Collected data:
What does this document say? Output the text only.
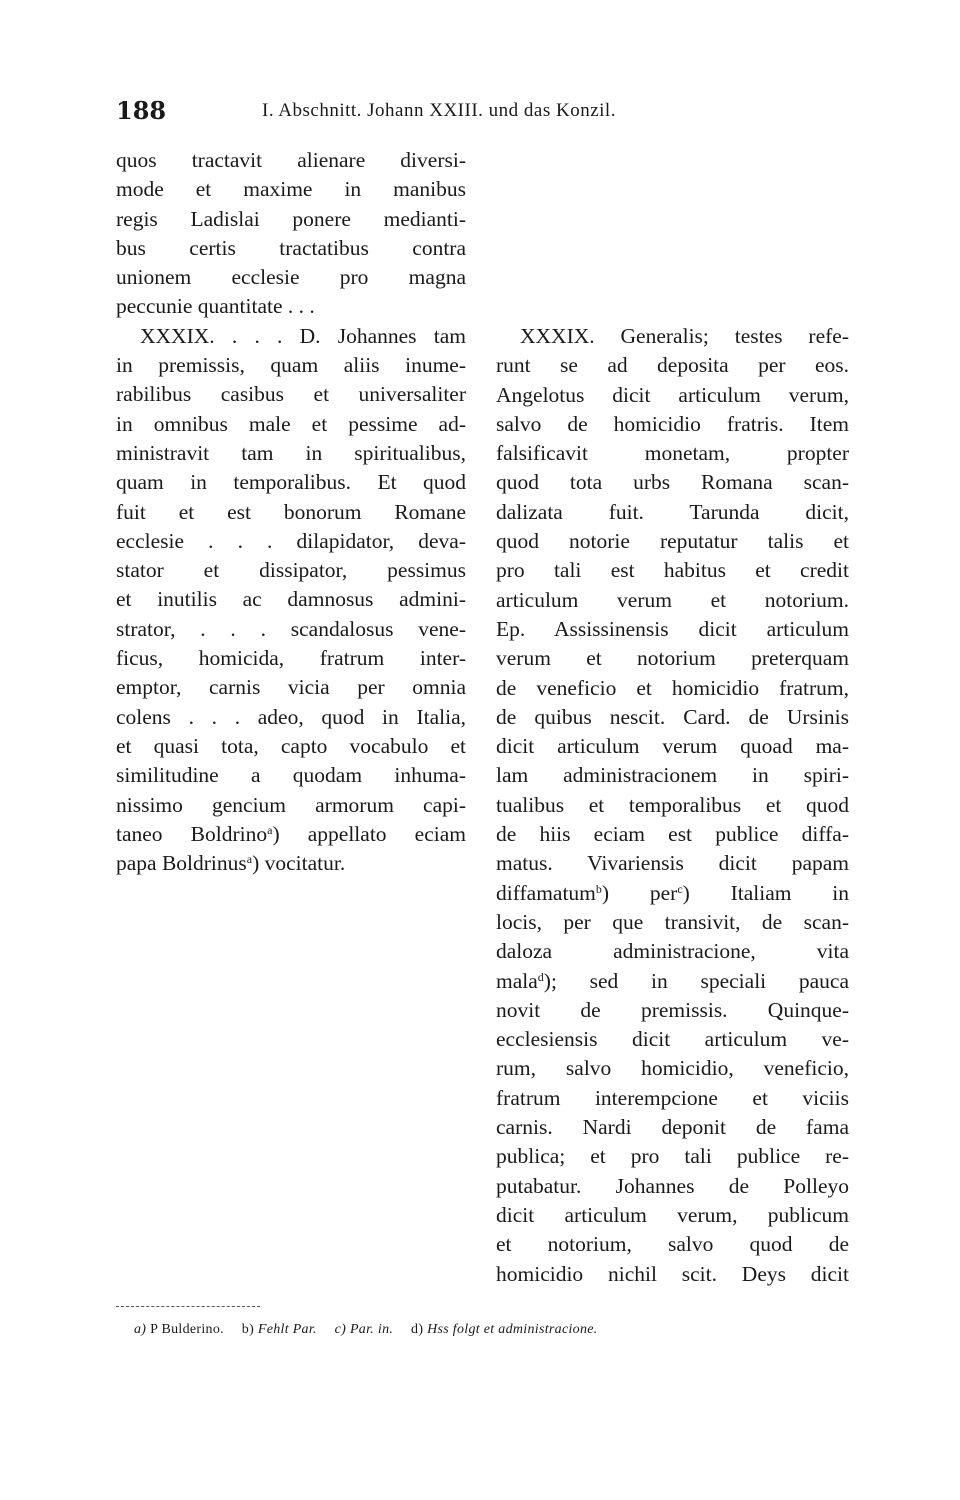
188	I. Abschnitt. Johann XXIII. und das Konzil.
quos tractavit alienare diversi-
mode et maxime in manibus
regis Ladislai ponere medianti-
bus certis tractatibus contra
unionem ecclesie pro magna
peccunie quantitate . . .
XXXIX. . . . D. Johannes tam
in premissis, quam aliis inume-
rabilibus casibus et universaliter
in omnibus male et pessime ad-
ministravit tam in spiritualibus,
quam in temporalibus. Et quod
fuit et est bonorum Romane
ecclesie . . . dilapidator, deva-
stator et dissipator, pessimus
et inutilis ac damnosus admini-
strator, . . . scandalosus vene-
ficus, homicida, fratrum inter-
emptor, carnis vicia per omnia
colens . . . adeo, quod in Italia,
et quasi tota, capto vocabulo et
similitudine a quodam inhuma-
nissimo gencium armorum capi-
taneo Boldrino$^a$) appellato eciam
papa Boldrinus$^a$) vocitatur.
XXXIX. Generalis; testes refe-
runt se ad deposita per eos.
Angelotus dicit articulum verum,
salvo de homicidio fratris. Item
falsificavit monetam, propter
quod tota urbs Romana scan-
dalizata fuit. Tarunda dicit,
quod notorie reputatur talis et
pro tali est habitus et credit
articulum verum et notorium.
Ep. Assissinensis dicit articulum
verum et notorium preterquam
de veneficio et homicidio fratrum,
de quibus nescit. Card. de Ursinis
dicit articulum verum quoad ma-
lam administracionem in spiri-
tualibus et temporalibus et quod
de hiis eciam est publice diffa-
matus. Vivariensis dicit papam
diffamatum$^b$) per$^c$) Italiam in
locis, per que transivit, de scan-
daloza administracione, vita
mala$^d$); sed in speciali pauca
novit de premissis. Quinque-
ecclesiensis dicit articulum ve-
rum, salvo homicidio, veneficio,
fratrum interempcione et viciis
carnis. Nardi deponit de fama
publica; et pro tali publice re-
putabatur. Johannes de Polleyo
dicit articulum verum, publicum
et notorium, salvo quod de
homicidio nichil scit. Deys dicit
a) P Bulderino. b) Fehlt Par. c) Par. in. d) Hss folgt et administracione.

Stated problem: Lines in the records that hold the word "temporalibus" are to be counted; give only the total.

The response: 2